THE EXERCISE ▸ Find the lines with "департамент" in them and copy them out.

INPUT ▸
#####

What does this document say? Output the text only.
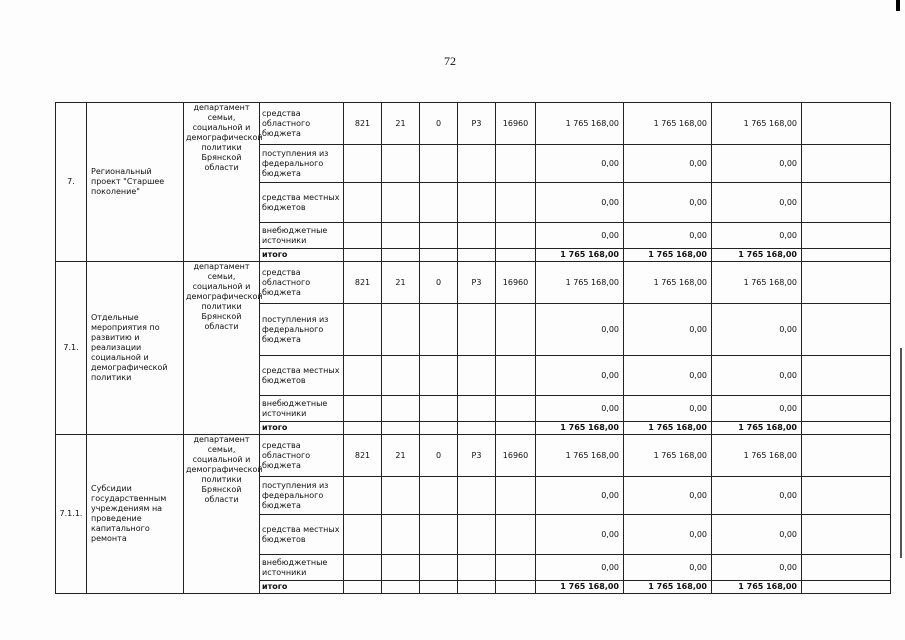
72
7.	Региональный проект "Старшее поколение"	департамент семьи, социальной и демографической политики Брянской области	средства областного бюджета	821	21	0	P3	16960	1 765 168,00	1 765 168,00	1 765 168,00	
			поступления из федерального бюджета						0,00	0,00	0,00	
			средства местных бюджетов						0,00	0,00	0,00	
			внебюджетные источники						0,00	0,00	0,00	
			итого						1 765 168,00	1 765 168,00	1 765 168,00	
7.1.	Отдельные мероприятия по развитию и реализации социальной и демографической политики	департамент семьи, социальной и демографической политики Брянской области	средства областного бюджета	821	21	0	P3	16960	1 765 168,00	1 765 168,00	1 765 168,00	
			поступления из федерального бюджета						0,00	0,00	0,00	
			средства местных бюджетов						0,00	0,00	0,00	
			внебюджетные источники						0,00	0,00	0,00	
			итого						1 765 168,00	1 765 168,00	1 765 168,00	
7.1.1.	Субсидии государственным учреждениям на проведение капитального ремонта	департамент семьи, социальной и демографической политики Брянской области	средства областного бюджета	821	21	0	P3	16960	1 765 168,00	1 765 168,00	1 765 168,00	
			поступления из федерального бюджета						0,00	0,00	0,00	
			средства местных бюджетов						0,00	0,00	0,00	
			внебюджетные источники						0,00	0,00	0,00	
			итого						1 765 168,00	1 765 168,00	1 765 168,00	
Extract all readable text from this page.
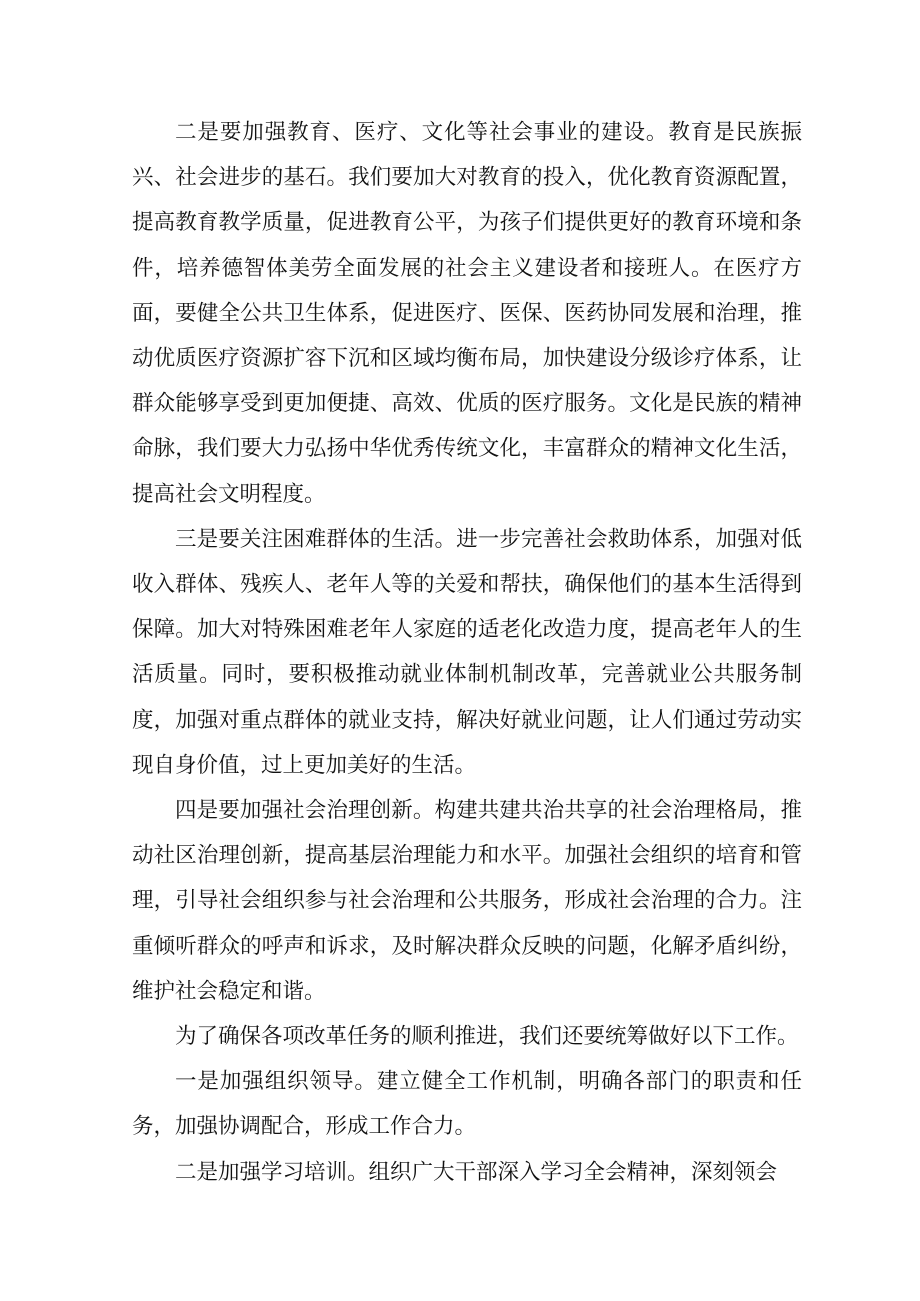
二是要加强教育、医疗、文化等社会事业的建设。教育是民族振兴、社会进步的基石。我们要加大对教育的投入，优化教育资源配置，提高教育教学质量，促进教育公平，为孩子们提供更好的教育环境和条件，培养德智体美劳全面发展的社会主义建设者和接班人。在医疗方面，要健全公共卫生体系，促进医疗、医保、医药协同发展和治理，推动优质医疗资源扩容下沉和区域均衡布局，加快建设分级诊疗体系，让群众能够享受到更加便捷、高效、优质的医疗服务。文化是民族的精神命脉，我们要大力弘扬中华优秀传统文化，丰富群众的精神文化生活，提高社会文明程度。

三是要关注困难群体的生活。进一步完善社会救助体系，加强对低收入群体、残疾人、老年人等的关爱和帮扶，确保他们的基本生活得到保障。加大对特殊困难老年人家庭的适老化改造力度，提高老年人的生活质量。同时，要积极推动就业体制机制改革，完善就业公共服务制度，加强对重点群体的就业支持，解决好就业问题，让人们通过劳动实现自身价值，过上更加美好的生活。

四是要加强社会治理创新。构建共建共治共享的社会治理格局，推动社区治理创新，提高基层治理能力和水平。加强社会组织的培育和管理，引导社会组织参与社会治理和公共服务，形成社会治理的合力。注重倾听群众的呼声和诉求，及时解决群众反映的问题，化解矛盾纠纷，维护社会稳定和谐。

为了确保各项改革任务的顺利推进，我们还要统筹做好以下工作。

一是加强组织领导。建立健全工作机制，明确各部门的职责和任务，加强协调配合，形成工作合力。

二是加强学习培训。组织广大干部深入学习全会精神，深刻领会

#####

THE OUTPUT ▸
7.	Региональный проект "Старшее поколение"	департамент семьи, социальной и демографической политики Брянской области	средства областного бюджета	821	21	0	P3	16960	1 765 168,00	1 765 168,00	1 765 168,00	
7.1.	Отдельные мероприятия по развитию и реализации социальной и демографической политики	департамент семьи, социальной и демографической политики Брянской области	средства областного бюджета	821	21	0	P3	16960	1 765 168,00	1 765 168,00	1 765 168,00	
7.1.1.	Субсидии государственным учреждениям на проведение капитального ремонта	департамент семьи, социальной и демографической политики Брянской области	средства областного бюджета	821	21	0	P3	16960	1 765 168,00	1 765 168,00	1 765 168,00	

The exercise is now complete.